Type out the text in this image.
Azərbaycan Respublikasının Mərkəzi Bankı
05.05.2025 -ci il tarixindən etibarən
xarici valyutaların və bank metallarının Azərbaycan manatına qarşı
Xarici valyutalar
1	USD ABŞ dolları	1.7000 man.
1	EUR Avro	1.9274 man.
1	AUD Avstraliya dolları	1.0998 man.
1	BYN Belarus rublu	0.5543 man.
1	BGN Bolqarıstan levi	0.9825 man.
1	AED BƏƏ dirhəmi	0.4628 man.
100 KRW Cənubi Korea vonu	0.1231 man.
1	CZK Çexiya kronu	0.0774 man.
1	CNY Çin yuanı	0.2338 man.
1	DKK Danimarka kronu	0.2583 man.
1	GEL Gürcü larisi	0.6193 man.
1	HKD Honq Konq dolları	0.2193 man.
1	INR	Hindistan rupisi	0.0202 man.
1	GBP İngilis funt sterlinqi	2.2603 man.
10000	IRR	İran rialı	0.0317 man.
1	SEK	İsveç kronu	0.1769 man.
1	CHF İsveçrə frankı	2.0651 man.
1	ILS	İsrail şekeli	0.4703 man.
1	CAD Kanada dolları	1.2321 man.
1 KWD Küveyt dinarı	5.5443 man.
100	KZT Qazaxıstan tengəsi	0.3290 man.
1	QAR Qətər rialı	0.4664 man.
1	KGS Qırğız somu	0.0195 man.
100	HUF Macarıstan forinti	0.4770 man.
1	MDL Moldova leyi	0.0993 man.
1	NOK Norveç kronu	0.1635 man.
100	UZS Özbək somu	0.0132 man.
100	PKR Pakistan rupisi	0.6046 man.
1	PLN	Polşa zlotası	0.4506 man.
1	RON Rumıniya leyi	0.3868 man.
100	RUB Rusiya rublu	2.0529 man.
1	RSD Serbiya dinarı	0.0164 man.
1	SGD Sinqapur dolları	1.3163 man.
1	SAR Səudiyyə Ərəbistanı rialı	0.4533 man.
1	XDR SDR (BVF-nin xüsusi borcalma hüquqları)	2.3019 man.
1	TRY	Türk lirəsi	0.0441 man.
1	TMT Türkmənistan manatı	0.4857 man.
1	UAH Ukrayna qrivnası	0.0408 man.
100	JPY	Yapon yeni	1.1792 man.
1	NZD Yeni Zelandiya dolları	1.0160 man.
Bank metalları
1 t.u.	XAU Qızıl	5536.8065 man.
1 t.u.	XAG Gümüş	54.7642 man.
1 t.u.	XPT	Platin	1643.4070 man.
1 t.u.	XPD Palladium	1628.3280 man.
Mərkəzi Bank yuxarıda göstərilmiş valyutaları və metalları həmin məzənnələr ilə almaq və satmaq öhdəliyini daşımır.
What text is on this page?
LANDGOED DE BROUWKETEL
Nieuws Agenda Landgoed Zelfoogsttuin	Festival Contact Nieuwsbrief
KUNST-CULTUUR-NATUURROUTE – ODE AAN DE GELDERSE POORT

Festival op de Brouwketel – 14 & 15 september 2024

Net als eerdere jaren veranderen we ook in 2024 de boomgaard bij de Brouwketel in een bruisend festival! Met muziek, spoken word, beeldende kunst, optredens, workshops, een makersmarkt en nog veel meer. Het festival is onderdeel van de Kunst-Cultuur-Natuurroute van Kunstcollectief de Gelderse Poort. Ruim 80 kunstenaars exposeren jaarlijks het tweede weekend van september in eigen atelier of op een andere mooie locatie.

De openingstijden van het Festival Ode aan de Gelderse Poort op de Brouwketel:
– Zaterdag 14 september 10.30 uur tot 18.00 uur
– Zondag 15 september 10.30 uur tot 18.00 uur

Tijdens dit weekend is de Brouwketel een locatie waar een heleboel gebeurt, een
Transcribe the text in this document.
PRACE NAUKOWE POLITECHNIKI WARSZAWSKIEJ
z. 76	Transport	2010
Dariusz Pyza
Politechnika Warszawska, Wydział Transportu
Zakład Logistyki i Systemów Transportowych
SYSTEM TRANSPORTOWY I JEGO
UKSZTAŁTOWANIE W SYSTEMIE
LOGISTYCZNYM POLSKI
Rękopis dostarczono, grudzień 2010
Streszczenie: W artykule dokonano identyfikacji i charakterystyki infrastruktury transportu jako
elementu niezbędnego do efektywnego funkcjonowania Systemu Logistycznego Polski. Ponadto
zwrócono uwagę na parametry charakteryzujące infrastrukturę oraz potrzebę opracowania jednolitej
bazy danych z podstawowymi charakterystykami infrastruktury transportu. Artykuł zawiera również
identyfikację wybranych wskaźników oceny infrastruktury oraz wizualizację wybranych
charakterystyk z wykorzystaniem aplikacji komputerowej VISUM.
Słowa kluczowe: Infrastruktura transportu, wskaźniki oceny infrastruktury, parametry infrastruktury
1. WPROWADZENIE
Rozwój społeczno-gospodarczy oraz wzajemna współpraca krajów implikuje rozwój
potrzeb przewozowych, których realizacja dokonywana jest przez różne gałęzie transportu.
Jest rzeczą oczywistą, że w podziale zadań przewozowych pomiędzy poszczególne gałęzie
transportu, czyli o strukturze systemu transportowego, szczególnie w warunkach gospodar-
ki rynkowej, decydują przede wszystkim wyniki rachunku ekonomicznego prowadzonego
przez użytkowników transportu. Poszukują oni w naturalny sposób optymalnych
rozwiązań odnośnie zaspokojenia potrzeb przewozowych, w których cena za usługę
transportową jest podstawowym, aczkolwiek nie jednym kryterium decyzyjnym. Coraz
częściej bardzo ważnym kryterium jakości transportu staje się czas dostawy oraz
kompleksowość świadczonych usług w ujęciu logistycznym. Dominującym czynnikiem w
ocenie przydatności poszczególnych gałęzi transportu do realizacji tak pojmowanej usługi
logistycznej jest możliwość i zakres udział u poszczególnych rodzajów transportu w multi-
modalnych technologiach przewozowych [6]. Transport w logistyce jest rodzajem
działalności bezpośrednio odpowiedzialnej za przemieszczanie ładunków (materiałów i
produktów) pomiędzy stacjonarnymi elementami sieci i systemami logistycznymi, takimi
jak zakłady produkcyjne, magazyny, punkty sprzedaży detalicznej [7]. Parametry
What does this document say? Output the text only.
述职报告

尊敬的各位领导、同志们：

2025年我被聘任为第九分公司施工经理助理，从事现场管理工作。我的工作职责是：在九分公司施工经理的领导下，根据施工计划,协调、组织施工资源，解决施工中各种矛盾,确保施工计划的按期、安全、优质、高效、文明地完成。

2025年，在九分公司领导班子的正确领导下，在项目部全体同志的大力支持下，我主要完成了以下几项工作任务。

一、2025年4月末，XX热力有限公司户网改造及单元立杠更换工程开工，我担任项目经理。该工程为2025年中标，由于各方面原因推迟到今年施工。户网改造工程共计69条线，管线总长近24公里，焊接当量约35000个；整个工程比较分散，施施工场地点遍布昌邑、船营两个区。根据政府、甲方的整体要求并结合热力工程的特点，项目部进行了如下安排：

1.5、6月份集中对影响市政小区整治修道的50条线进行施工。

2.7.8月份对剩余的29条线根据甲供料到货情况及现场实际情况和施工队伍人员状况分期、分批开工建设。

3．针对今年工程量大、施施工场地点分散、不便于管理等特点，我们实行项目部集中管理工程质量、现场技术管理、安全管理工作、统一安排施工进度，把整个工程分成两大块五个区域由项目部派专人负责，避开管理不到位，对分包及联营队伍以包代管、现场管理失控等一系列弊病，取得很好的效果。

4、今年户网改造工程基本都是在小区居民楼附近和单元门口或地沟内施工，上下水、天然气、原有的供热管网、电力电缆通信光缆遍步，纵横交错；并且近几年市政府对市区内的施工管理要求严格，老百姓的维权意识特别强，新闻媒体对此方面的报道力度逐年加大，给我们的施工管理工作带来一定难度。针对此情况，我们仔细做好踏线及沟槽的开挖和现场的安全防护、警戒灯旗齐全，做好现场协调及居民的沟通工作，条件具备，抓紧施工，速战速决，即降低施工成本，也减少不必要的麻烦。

+ + +

-- EXERCISE TASK --
Pull out every line containing "Azərbaycan".

-- RESULT OF THIS EXERCISE --
Azərbaycan Respublikasının Mərkəzi Bankı
xarici valyutaların və bank metallarının Azərbaycan manatına qarşı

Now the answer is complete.